What you are asked to do>
Search the material for the word "name" and copy each line that holds it.
* * * * * * * * *
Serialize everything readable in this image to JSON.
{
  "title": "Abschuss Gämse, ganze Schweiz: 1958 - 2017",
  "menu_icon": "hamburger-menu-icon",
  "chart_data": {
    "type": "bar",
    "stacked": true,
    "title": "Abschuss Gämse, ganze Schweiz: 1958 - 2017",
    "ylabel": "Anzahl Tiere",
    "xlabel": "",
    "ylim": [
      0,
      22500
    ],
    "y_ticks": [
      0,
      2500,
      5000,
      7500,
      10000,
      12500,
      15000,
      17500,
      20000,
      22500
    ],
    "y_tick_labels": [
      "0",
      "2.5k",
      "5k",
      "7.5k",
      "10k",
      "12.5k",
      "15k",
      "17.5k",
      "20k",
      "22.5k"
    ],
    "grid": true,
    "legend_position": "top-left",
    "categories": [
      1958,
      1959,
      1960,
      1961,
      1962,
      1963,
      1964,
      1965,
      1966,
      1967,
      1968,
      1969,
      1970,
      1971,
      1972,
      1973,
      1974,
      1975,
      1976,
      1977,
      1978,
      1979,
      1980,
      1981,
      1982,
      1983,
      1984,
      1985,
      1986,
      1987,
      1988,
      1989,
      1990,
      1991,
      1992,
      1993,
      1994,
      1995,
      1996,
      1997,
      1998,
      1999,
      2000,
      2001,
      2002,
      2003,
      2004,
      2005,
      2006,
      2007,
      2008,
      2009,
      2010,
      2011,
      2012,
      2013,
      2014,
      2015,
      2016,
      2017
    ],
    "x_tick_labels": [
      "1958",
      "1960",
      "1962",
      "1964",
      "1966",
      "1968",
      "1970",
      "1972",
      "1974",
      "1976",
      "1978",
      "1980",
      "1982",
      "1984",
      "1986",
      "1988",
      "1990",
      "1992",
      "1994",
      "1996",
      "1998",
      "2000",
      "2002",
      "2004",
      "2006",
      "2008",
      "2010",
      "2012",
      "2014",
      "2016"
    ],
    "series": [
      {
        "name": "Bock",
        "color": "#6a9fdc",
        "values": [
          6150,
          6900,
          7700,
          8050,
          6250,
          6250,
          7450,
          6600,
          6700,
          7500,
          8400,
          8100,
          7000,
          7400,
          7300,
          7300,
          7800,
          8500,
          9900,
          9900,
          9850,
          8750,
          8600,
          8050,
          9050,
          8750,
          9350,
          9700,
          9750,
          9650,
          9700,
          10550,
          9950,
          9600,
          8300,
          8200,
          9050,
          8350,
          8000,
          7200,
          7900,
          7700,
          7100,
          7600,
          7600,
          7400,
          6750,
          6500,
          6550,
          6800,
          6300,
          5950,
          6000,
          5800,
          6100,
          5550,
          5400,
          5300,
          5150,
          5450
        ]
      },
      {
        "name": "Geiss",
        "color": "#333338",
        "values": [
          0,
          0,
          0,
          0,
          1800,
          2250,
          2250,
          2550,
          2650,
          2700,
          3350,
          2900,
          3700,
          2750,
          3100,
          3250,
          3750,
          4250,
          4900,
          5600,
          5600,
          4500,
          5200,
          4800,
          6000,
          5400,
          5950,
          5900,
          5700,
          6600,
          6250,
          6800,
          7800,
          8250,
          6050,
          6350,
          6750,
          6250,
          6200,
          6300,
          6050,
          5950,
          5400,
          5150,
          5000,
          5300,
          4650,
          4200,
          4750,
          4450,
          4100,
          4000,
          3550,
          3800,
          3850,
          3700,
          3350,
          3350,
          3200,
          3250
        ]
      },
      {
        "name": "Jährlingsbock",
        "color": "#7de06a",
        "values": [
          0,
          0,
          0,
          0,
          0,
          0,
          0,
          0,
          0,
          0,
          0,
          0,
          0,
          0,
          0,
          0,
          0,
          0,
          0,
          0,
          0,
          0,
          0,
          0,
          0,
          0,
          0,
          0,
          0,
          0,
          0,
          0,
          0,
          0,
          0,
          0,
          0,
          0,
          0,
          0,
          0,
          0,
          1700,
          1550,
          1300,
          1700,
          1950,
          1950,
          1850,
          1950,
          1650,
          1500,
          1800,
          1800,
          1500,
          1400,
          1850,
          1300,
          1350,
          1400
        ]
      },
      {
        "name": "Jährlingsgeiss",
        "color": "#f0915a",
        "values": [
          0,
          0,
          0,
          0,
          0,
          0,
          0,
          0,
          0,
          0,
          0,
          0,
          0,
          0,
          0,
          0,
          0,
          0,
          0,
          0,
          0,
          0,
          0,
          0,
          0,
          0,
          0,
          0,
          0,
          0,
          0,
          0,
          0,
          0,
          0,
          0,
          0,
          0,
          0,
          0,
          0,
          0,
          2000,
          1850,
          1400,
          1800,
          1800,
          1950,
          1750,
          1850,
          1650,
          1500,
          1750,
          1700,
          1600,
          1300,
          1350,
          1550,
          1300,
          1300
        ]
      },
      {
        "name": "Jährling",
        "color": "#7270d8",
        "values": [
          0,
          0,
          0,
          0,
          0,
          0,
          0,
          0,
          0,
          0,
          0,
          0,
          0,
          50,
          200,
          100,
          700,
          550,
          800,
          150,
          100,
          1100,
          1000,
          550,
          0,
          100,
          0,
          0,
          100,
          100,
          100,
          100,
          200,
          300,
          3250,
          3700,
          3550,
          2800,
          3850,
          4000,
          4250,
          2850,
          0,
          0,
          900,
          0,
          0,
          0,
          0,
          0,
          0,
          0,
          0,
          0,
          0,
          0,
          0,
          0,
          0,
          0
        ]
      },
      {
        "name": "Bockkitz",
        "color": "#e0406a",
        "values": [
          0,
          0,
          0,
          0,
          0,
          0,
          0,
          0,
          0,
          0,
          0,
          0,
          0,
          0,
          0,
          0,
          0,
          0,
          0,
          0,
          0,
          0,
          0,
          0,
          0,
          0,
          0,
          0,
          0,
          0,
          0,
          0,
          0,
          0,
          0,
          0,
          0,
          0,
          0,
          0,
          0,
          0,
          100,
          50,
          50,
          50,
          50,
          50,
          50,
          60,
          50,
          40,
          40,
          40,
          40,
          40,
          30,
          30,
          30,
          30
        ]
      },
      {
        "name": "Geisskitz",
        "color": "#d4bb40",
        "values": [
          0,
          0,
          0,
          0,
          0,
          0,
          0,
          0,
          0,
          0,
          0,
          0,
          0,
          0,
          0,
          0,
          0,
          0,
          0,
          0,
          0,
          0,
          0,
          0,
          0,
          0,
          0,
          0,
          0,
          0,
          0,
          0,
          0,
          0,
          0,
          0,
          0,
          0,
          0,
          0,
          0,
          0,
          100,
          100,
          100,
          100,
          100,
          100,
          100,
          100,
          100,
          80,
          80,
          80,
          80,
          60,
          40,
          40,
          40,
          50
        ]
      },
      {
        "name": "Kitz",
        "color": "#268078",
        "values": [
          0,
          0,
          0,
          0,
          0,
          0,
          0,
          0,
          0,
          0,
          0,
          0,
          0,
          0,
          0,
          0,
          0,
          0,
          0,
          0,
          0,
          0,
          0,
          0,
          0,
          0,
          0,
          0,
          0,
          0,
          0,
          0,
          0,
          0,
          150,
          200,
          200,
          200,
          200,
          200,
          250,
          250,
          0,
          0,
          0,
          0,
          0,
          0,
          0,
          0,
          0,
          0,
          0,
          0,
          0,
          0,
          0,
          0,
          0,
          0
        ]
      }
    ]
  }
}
* * * * * * * * *
Answer to the exercise>
        "name": "Bock",
        "name": "Geiss",
        "name": "Jährlingsbock",
        "name": "Jährlingsgeiss",
        "name": "Jährling",
        "name": "Bockkitz",
        "name": "Geisskitz",
        "name": "Kitz",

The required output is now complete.